▸ **Work instructions**
Find the lines containing "sistemático" and say how many there are, with no other words.

▸ **Data listing**
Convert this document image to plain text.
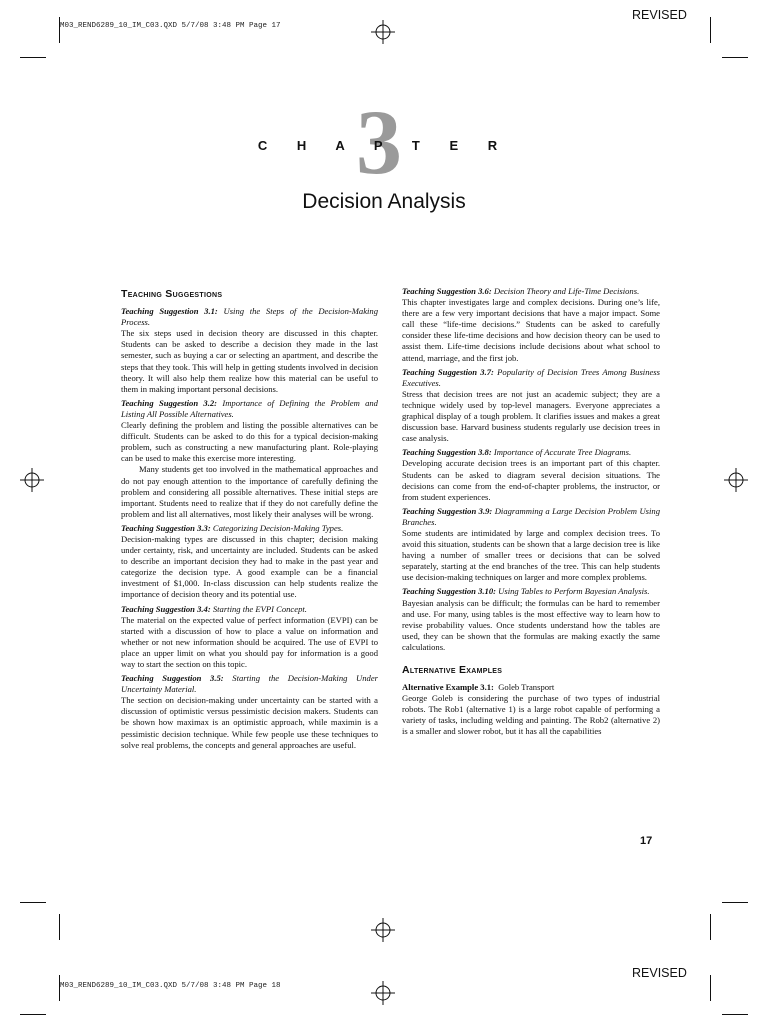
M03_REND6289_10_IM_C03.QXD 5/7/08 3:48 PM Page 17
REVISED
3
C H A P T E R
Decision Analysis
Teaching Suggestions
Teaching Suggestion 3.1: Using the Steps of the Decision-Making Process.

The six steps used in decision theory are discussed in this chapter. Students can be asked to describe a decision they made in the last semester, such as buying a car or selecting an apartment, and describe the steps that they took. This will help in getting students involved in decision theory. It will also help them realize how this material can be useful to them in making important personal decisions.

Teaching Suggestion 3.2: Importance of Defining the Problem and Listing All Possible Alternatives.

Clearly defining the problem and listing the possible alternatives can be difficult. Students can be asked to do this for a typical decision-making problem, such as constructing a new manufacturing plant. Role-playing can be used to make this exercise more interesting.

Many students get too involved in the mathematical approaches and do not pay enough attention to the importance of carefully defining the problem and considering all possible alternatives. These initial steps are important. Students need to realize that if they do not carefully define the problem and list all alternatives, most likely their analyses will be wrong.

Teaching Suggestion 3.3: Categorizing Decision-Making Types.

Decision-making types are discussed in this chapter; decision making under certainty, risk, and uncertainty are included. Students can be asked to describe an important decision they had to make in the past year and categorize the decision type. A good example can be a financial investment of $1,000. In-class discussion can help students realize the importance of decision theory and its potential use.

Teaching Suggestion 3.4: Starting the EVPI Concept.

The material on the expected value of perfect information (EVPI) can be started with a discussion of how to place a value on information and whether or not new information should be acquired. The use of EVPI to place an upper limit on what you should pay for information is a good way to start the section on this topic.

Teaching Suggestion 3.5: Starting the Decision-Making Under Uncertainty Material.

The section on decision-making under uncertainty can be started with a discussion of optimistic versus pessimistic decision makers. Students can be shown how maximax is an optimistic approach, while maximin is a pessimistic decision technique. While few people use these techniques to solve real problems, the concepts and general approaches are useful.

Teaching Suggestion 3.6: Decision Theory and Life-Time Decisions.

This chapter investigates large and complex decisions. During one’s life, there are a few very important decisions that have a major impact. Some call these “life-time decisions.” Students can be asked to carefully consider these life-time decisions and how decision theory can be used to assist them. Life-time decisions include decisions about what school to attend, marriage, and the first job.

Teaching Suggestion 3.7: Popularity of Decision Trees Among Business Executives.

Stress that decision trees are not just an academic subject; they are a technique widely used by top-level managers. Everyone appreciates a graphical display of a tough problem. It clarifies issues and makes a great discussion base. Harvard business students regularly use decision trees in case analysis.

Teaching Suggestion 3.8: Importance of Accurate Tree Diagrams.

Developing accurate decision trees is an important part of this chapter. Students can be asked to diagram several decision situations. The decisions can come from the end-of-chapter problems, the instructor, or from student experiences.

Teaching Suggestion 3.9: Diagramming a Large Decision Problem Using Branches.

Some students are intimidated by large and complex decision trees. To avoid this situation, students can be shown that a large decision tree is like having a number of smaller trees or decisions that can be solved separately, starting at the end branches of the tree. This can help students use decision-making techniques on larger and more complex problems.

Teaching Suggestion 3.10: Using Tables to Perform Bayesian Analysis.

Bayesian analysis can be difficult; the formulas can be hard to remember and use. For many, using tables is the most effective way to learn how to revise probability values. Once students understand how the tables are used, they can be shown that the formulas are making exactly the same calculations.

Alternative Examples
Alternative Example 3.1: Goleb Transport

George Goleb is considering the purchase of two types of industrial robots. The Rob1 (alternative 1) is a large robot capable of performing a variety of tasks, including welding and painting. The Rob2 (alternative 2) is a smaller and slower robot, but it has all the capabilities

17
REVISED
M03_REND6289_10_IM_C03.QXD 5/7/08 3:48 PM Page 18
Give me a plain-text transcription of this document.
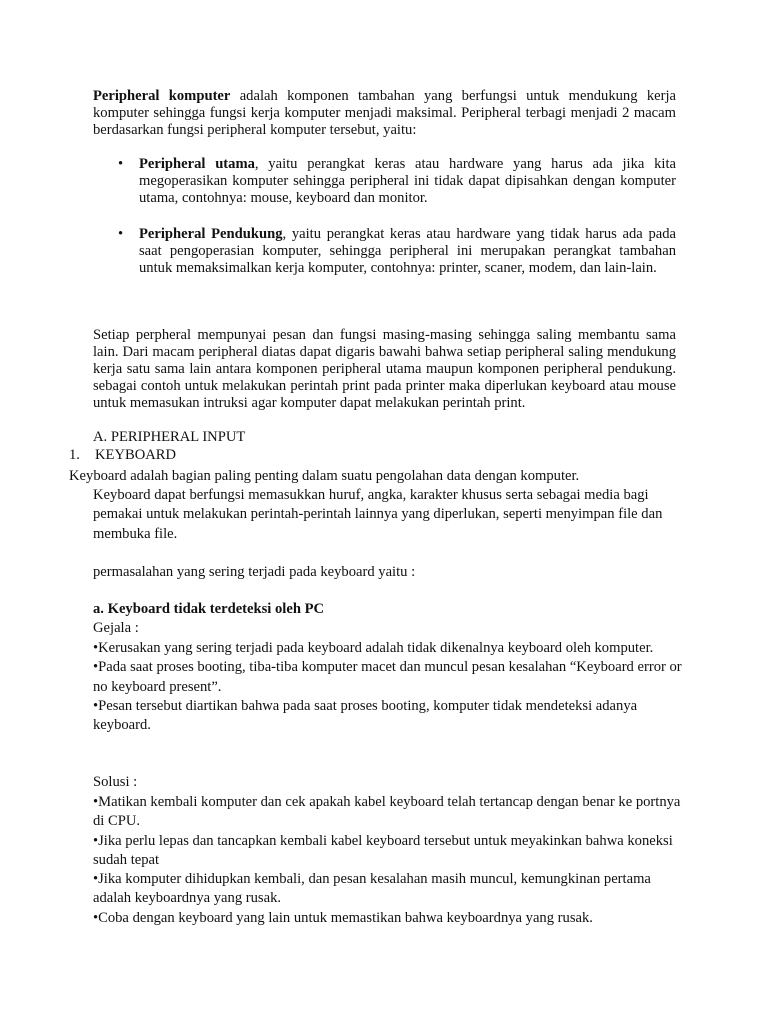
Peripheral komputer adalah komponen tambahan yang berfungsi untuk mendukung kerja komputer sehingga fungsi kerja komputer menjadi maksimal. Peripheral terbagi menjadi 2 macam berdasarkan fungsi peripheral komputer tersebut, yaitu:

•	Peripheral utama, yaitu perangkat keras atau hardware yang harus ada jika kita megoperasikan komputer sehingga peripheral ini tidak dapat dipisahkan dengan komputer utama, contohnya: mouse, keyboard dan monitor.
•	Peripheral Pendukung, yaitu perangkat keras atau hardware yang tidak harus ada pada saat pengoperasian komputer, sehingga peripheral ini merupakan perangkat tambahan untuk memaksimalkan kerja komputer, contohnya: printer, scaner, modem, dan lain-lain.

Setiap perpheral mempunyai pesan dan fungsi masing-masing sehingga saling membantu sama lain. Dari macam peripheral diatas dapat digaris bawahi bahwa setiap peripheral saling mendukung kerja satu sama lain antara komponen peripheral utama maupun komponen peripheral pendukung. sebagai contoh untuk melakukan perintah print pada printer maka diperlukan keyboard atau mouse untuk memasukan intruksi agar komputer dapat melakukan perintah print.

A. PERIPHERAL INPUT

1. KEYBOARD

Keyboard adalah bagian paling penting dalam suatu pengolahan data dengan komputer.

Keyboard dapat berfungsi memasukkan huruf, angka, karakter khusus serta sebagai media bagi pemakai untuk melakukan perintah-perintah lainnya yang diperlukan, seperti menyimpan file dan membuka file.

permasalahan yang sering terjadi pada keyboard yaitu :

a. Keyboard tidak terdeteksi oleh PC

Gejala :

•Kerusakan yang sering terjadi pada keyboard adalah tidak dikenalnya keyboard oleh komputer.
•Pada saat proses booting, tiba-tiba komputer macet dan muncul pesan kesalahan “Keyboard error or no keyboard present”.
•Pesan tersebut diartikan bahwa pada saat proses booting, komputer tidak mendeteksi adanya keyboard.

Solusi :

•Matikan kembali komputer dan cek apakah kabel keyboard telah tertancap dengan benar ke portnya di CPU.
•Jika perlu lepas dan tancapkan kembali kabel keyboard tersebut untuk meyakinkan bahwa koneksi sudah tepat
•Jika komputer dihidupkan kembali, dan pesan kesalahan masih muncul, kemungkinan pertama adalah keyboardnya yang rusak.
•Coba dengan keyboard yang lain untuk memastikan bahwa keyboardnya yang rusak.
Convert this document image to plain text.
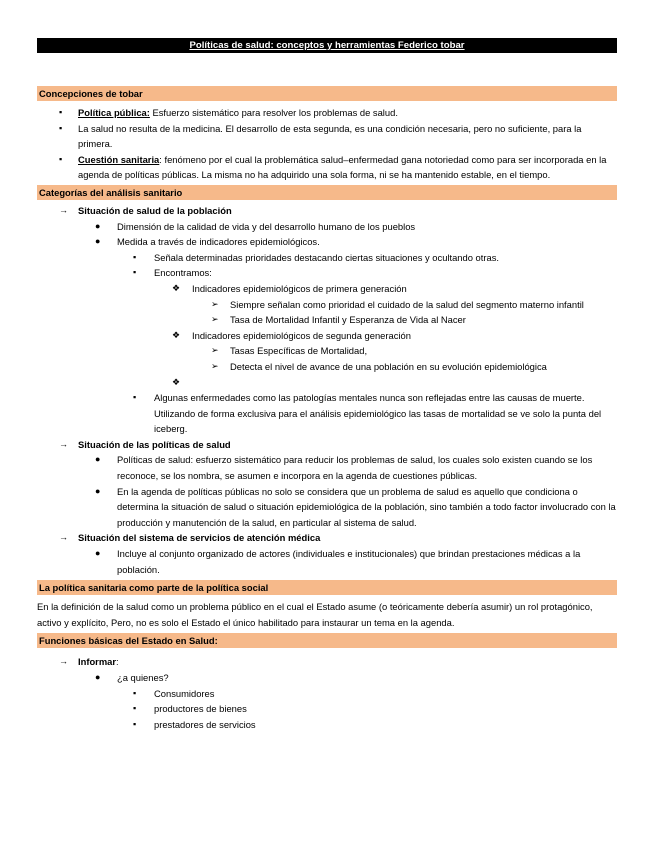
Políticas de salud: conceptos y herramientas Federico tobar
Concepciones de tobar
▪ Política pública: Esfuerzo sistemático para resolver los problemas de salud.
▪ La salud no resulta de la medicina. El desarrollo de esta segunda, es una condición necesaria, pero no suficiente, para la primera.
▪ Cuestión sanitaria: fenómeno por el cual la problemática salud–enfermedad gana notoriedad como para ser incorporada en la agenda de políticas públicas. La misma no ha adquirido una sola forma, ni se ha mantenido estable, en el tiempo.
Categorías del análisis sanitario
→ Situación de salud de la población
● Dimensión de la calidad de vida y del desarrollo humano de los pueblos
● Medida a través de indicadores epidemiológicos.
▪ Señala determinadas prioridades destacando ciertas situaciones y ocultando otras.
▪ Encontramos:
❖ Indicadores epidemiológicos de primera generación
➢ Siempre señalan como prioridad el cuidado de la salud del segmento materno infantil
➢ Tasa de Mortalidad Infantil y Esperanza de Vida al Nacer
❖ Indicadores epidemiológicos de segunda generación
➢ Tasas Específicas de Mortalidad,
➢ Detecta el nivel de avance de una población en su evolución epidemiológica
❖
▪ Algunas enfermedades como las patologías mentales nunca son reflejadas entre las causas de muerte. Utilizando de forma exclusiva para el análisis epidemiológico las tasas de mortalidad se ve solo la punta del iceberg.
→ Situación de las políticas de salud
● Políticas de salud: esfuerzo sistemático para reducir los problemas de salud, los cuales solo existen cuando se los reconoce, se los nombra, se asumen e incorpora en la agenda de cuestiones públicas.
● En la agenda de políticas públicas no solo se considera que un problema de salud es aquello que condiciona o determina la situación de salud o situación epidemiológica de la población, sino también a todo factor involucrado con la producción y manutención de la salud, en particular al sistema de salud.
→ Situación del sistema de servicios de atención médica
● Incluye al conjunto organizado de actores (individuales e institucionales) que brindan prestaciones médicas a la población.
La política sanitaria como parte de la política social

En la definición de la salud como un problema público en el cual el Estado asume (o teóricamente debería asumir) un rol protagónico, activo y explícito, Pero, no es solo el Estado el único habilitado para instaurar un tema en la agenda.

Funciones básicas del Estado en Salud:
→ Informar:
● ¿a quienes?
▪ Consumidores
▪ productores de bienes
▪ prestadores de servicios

▸ **Finished task**
2